■ **REQUEST**
Look through the data below and return each line where "subtitle" appears.
───── INPUT RECORDS
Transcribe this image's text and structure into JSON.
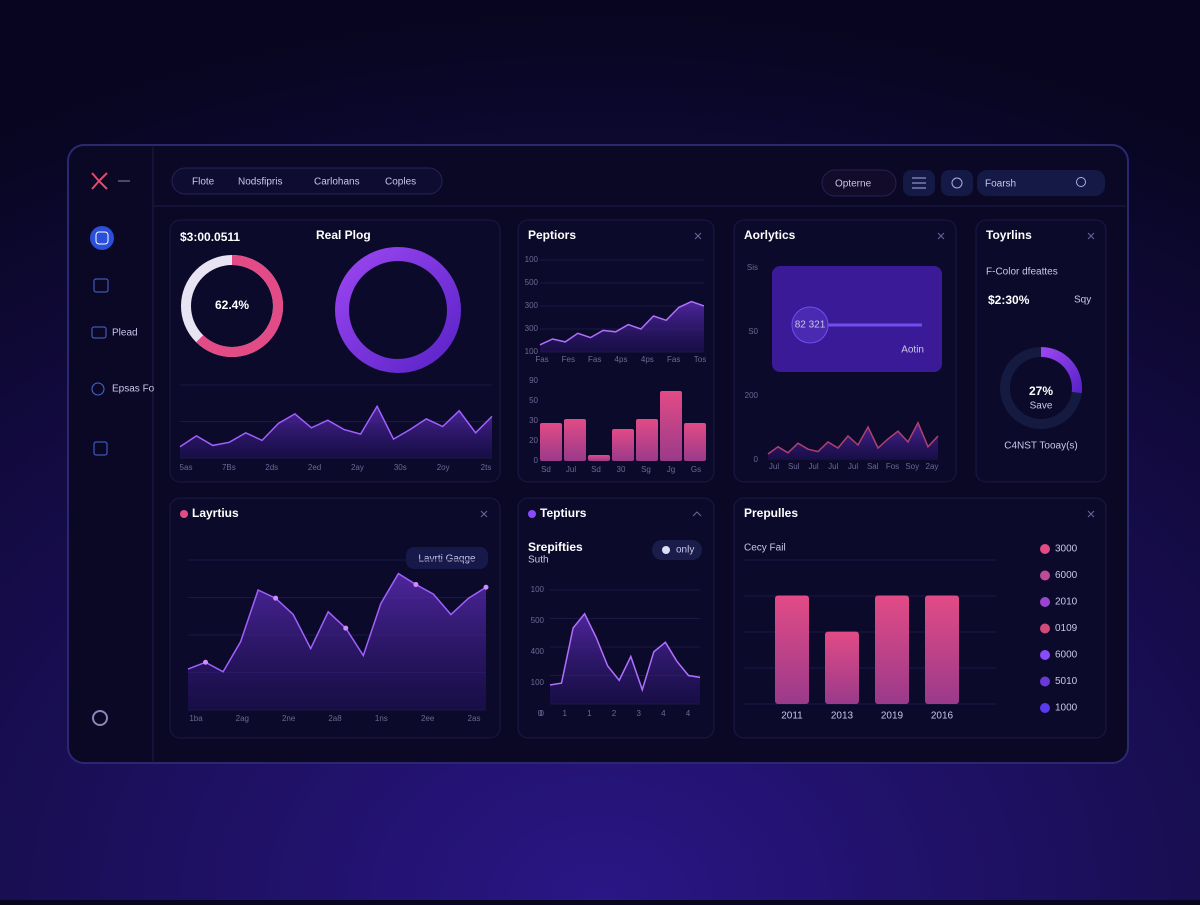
{
  "nav": {
    "items": [
      "Flote",
      "Nodsfipris",
      "Carlohans",
      "Coples"
    ],
    "button": "Opterne",
    "search": "Foarsh"
  },
  "sidebar": {
    "items": [
      "Plead",
      "Epsas Fo"
    ]
  },
  "summary": {
    "amount": "$3:00.0511",
    "label": "Real Plog",
    "donut": {
      "value": 62.4,
      "value_label": "62.4%",
      "ylim": [
        0,
        100
      ]
    },
    "area": {
      "values": [
        18,
        35,
        20,
        25,
        40,
        28,
        55,
        70,
        48,
        60,
        45,
        38,
        82,
        30,
        45,
        62,
        50,
        75,
        40,
        66
      ],
      "ylim": [
        0,
        100
      ],
      "x_labels": [
        "5as",
        "7Bs",
        "2ds",
        "2ed",
        "2ay",
        "30s",
        "2oy",
        "2ts"
      ]
    }
  },
  "peptiors": {
    "title": "Peptiors",
    "line": {
      "values": [
        10,
        18,
        14,
        26,
        20,
        30,
        28,
        38,
        32,
        50,
        44,
        62,
        70,
        64
      ],
      "ylim": [
        0,
        100
      ],
      "y_labels": [
        "100",
        "500",
        "300",
        "300",
        "100"
      ],
      "x_labels": [
        "Fas",
        "Fes",
        "Fas",
        "4ps",
        "4ps",
        "Fas",
        "Tos"
      ]
    },
    "bars": {
      "values": [
        38,
        42,
        6,
        32,
        42,
        70,
        38
      ],
      "ylim": [
        0,
        80
      ],
      "y_labels": [
        "90",
        "50",
        "30",
        "20",
        "0"
      ],
      "x_labels": [
        "Sd",
        "Jul",
        "Sd",
        "30",
        "Sg",
        "Jg",
        "Gs"
      ]
    }
  },
  "aorlytics": {
    "title": "Aorlytics",
    "slider_text": "82 321",
    "button": "Aotin",
    "area": {
      "values": [
        10,
        22,
        12,
        28,
        18,
        14,
        30,
        20,
        40,
        25,
        55,
        20,
        35,
        48,
        30,
        62,
        22,
        40
      ],
      "ylim": [
        0,
        100
      ],
      "y_labels": [
        "Sis",
        "S0",
        "200",
        "0"
      ],
      "x_labels": [
        "Jul",
        "Sul",
        "Jul",
        "Jul",
        "Jul",
        "Sal",
        "Fos",
        "Soy",
        "2ay"
      ]
    }
  },
  "toyrlins": {
    "title": "Toyrlins",
    "subtitle": "F-Color dfeattes",
    "amount": "$2:30%",
    "tag": "Sqy",
    "gauge": {
      "value": 27,
      "value_label": "27%",
      "ylim": [
        0,
        100
      ]
    },
    "gauge_caption": "Save",
    "footer": "C4NST Tooay(s)"
  },
  "layrtius": {
    "title": "Layrtius",
    "button": "Lavrti Gaqge",
    "area": {
      "values": [
        30,
        35,
        28,
        50,
        88,
        82,
        70,
        45,
        72,
        60,
        40,
        78,
        100,
        92,
        85,
        70,
        82,
        90
      ],
      "ylim": [
        0,
        110
      ],
      "x_labels": [
        "1ba",
        "2ag",
        "2ne",
        "2a8",
        "1ns",
        "2ee",
        "2as"
      ]
    }
  },
  "teptiurs": {
    "title": "Teptiurs",
    "subtitle": "Srepifties",
    "caption": "Suth",
    "toggle": "only",
    "area": {
      "values": [
        20,
        22,
        80,
        95,
        70,
        40,
        25,
        50,
        15,
        55,
        65,
        45,
        30,
        28
      ],
      "ylim": [
        0,
        120
      ],
      "y_labels": [
        "100",
        "500",
        "400",
        "100",
        "0"
      ],
      "x_labels": [
        "0",
        "1",
        "1",
        "2",
        "3",
        "4",
        "4"
      ]
    }
  },
  "prepulles": {
    "title": "Prepulles",
    "subtitle": "Cecy Fail",
    "bars": {
      "categories": [
        "2011",
        "2013",
        "2019",
        "2016"
      ],
      "values": [
        105,
        70,
        105,
        105
      ],
      "ylim": [
        0,
        120
      ]
    },
    "legend": [
      "3000",
      "6000",
      "2010",
      "0109",
      "6000",
      "5010",
      "1000"
    ]
  }
}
──────────
■ **CORRECT ANSWER**
    "subtitle": "F-Color dfeattes",
    "subtitle": "Srepifties",
    "subtitle": "Cecy Fail",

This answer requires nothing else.